Output the full listing below exactly as it reads, and skip anything that is a picture.
>> BEGIN Raw data
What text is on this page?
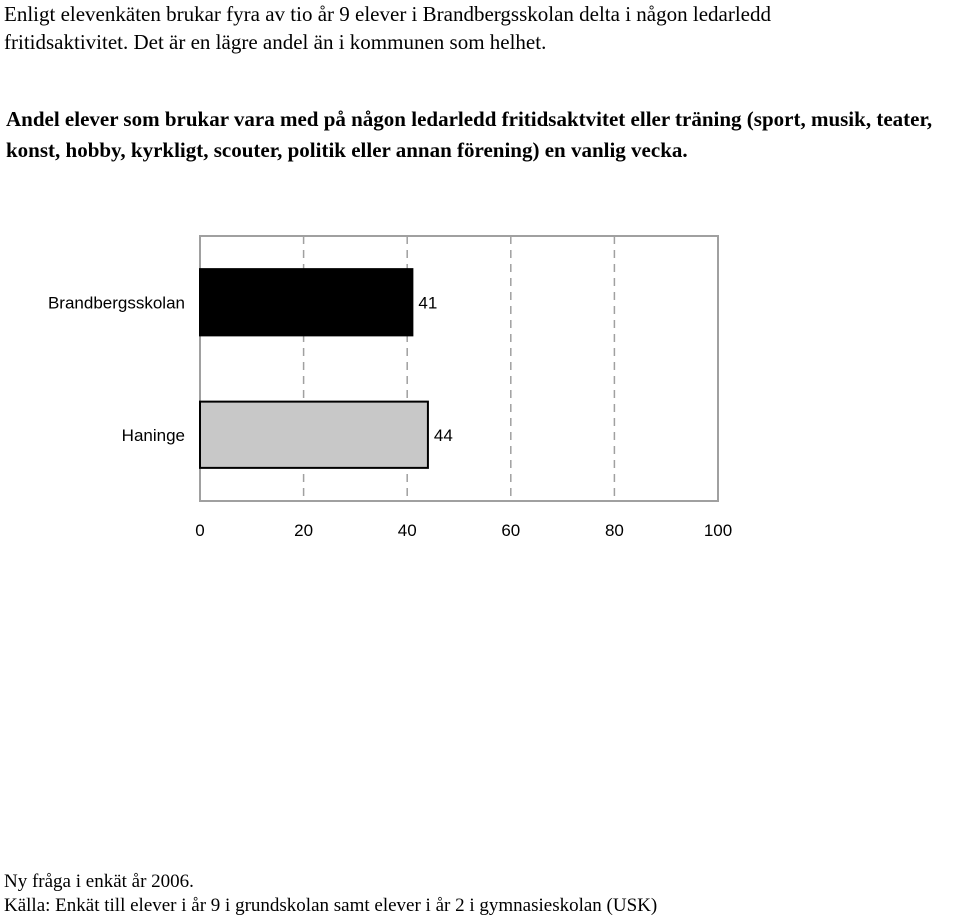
Enligt elevenkäten brukar fyra av tio år 9 elever i Brandbergsskolan delta i någon ledarledd
fritidsaktivitet. Det är en lägre andel än i kommunen som helhet.
Andel elever som brukar vara med på någon ledarledd fritidsaktvitet eller träning (sport, musik, teater, konst, hobby, kyrkligt, scouter, politik eller annan förening) en vanlig vecka.
Brandbergsskolan
Haninge
41
44
0	20	40	60	80	100
Ny fråga i enkät år 2006.
Källa: Enkät till elever i år 9 i grundskolan samt elever i år 2 i gymnasieskolan (USK)
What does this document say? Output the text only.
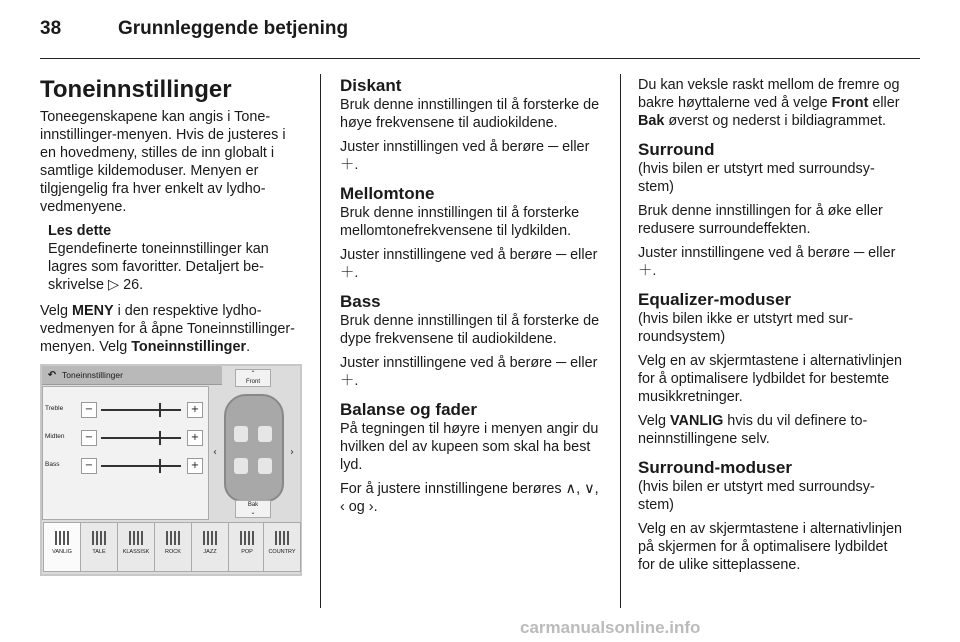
38	Grunnleggende betjening
Toneinnstillinger

Toneegenskapene kan angis i Toneinnstillinger-menyen. Hvis de justeres i en hovedmeny, stilles de inn globalt i samtlige kildemoduser. Menyen er tilgjengelig fra hver enkelt av lydhovedmenyene.

Les dette
Egendefinerte toneinnstillinger kan lagres som favoritter. Detaljert beskrivelse ▷ 26.

Velg MENY i den respektive lydhovedmenyen for å åpne Toneinnstillinger-menyen. Velg Toneinnstillinger.

↶ Toneinnstillinger
Treble	−	+
Midten	−	+
Bass	−	+
⌃
Front
‹	›
Bak
⌄
VANLIG	TALE	KLASSISK	ROCK	JAZZ	POP	COUNTRY
Diskant

Bruk denne innstillingen til å forsterke de høye frekvensene til audiokildene.

Juster innstillingen ved å berøre ─ eller ＋.

Mellomtone

Bruk denne innstillingen til å forsterke mellomtonefrekvensene til lydkilden.

Juster innstillingene ved å berøre ─ eller ＋.

Bass

Bruk denne innstillingen til å forsterke de dype frekvensene til audiokildene.

Juster innstillingene ved å berøre ─ eller ＋.

Balanse og fader

På tegningen til høyre i menyen angir du hvilken del av kupeen som skal ha best lyd.

For å justere innstillingene berøres ∧, ∨, ‹ og ›.

Du kan veksle raskt mellom de fremre og bakre høyttalerne ved å velge Front eller Bak øverst og nederst i bildiagrammet.

Surround

(hvis bilen er utstyrt med surroundsystem)

Bruk denne innstillingen for å øke eller redusere surroundeffekten.

Juster innstillingene ved å berøre ─ eller ＋.

Equalizer-moduser

(hvis bilen ikke er utstyrt med surroundsystem)

Velg en av skjermtastene i alternativlinjen for å optimalisere lydbildet for bestemte musikkretninger.

Velg VANLIG hvis du vil definere toneinnstillingene selv.

Surround-moduser

(hvis bilen er utstyrt med surroundsystem)

Velg en av skjermtastene i alternativlinjen på skjermen for å optimalisere lydbildet for de ulike sitteplassene.

carmanualsonline.info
>> END Raw data
◆ Task output ◆
What text is on this page?
Enligt elevenkäten brukar fyra av tio år 9 elever i Brandbergsskolan delta i någon ledarledd
fritidsaktivitet. Det är en lägre andel än i kommunen som helhet.
Andel elever som brukar vara med på någon ledarledd fritidsaktvitet eller träning (sport, musik, teater, konst, hobby, kyrkligt, scouter, politik eller annan förening) en vanlig vecka.
Brandbergsskolan
Haninge
41
44
0	20	40	60	80	100
Ny fråga i enkät år 2006.
Källa: Enkät till elever i år 9 i grundskolan samt elever i år 2 i gymnasieskolan (USK)
What does this document say? Output the text only.
38	Grunnleggende betjening
Toneinnstillinger

Toneegenskapene kan angis i Toneinnstillinger-menyen. Hvis de justeres i en hovedmeny, stilles de inn globalt i samtlige kildemoduser. Menyen er tilgjengelig fra hver enkelt av lydhovedmenyene.

Les dette
Egendefinerte toneinnstillinger kan lagres som favoritter. Detaljert beskrivelse ▷ 26.

Velg MENY i den respektive lydhovedmenyen for å åpne Toneinnstillinger-menyen. Velg Toneinnstillinger.

↶ Toneinnstillinger
Treble	−	+
Midten	−	+
Bass	−	+
⌃
Front
‹	›
Bak
⌄
VANLIG	TALE	KLASSISK	ROCK	JAZZ	POP	COUNTRY
Diskant

Bruk denne innstillingen til å forsterke de høye frekvensene til audiokildene.

Juster innstillingen ved å berøre ─ eller ＋.

Mellomtone

Bruk denne innstillingen til å forsterke mellomtonefrekvensene til lydkilden.

Juster innstillingene ved å berøre ─ eller ＋.

Bass

Bruk denne innstillingen til å forsterke de dype frekvensene til audiokildene.

Juster innstillingene ved å berøre ─ eller ＋.

Balanse og fader

På tegningen til høyre i menyen angir du hvilken del av kupeen som skal ha best lyd.

For å justere innstillingene berøres ∧, ∨, ‹ og ›.

Du kan veksle raskt mellom de fremre og bakre høyttalerne ved å velge Front eller Bak øverst og nederst i bildiagrammet.

Surround

(hvis bilen er utstyrt med surroundsystem)

Bruk denne innstillingen for å øke eller redusere surroundeffekten.

Juster innstillingene ved å berøre ─ eller ＋.

Equalizer-moduser

(hvis bilen ikke er utstyrt med surroundsystem)

Velg en av skjermtastene i alternativlinjen for å optimalisere lydbildet for bestemte musikkretninger.

Velg VANLIG hvis du vil definere toneinnstillingene selv.

Surround-moduser

(hvis bilen er utstyrt med surroundsystem)

Velg en av skjermtastene i alternativlinjen på skjermen for å optimalisere lydbildet for de ulike sitteplassene.

carmanualsonline.info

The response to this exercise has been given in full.